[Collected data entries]
**********

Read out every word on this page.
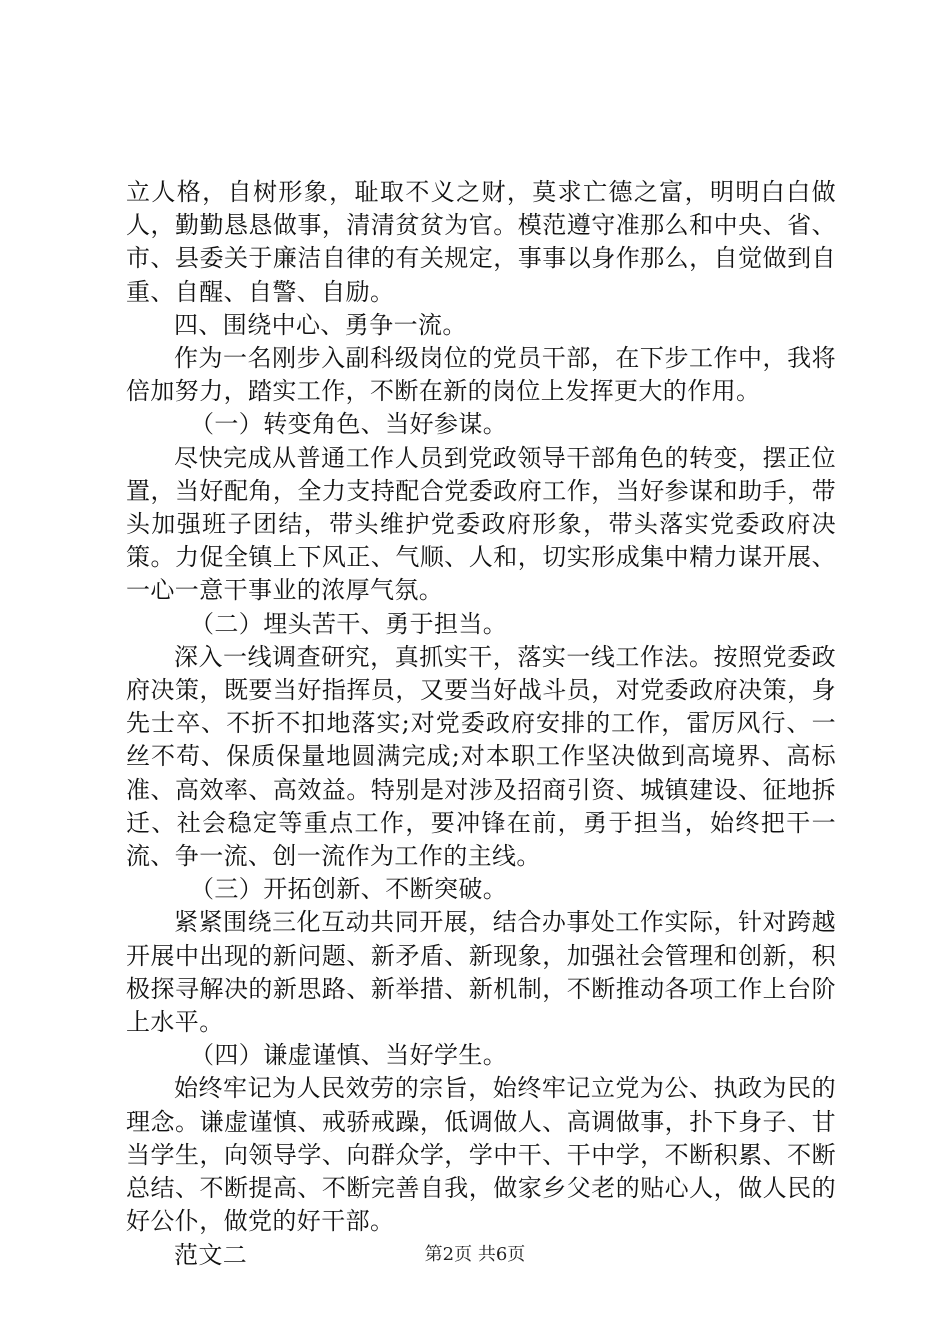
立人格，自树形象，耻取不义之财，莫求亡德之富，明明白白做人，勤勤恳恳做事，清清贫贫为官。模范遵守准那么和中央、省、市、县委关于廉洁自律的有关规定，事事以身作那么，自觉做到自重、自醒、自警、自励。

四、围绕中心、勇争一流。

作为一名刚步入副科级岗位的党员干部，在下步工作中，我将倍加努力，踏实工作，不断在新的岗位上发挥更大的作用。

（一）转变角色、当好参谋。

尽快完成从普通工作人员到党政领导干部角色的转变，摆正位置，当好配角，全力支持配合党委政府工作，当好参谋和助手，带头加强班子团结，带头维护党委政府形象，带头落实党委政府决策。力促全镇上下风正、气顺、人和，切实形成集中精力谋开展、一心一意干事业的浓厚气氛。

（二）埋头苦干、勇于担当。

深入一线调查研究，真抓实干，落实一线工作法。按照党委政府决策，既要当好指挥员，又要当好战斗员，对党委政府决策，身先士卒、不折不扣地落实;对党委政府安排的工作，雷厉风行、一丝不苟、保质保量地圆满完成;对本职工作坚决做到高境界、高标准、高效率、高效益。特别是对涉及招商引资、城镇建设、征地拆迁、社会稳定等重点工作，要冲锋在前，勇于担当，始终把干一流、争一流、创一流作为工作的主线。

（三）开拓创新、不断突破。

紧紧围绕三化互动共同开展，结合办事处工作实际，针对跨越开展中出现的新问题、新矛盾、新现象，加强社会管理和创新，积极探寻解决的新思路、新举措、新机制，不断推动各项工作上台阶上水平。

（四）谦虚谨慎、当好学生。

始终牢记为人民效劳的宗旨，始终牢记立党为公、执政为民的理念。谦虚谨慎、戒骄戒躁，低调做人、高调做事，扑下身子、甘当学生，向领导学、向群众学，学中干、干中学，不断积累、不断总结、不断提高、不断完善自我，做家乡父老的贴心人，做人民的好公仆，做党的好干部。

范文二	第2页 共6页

**********

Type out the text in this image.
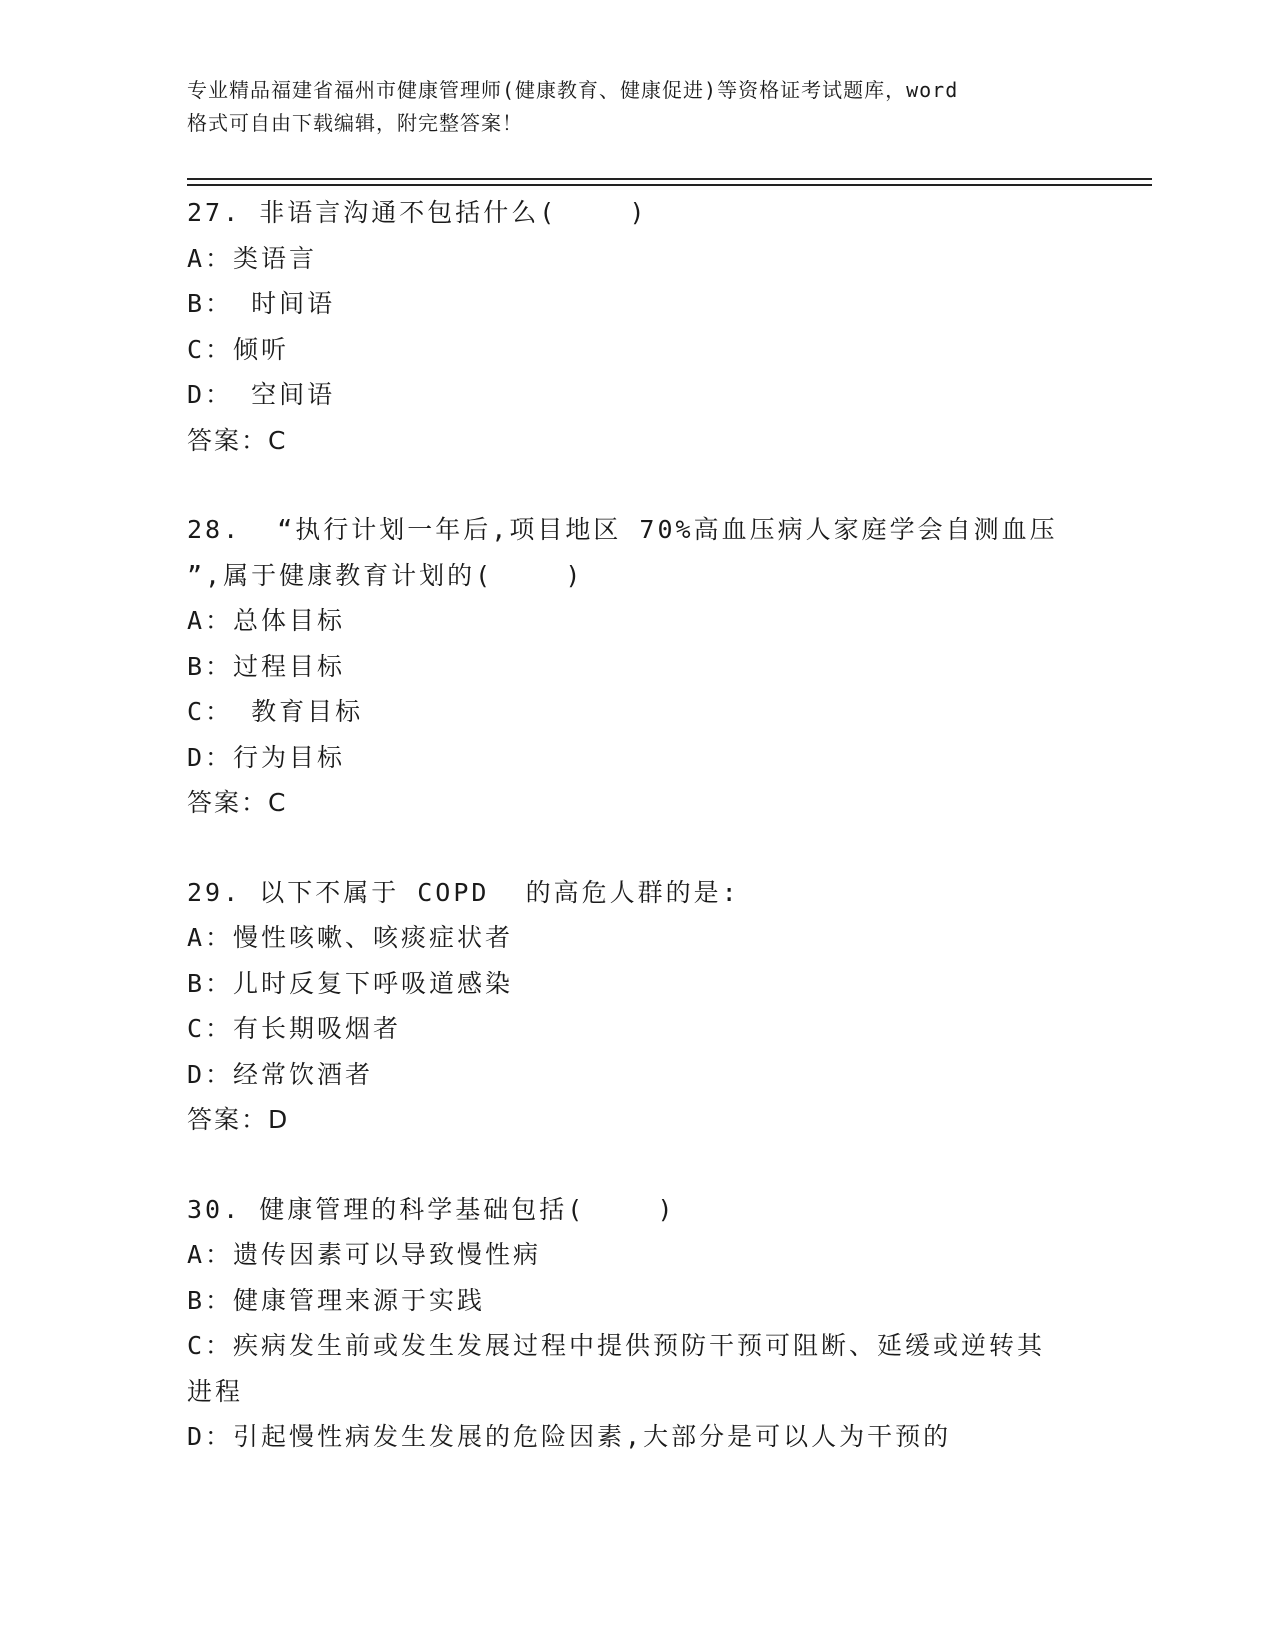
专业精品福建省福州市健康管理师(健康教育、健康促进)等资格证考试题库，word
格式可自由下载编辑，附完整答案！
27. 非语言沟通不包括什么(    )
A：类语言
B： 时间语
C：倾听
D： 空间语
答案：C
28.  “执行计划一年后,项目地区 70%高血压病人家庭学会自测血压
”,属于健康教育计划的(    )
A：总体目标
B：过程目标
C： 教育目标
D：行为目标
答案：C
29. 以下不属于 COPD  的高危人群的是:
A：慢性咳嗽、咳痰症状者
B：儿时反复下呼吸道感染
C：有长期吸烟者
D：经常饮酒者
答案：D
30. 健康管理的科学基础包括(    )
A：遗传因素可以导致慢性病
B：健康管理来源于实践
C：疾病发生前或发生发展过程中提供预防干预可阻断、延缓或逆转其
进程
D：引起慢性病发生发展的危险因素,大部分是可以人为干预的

**********

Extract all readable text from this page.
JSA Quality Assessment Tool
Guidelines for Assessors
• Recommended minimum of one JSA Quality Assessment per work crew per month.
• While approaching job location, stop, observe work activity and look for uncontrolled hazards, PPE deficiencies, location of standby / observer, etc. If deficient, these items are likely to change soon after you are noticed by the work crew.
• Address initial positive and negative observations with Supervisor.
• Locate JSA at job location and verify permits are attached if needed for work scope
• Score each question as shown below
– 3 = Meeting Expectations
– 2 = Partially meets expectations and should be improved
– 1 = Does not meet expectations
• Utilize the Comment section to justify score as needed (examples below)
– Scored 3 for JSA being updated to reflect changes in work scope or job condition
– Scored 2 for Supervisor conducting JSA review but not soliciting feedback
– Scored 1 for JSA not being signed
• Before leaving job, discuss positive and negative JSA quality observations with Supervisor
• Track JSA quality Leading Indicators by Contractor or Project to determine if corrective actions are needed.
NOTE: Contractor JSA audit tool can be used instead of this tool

**********

__Aim__.
Which lines hold the word "observations"? Copy each of them from the records.

__Answer below__.
• Address initial positive and negative observations with Supervisor.
• Before leaving job, discuss positive and negative JSA quality observations with Supervisor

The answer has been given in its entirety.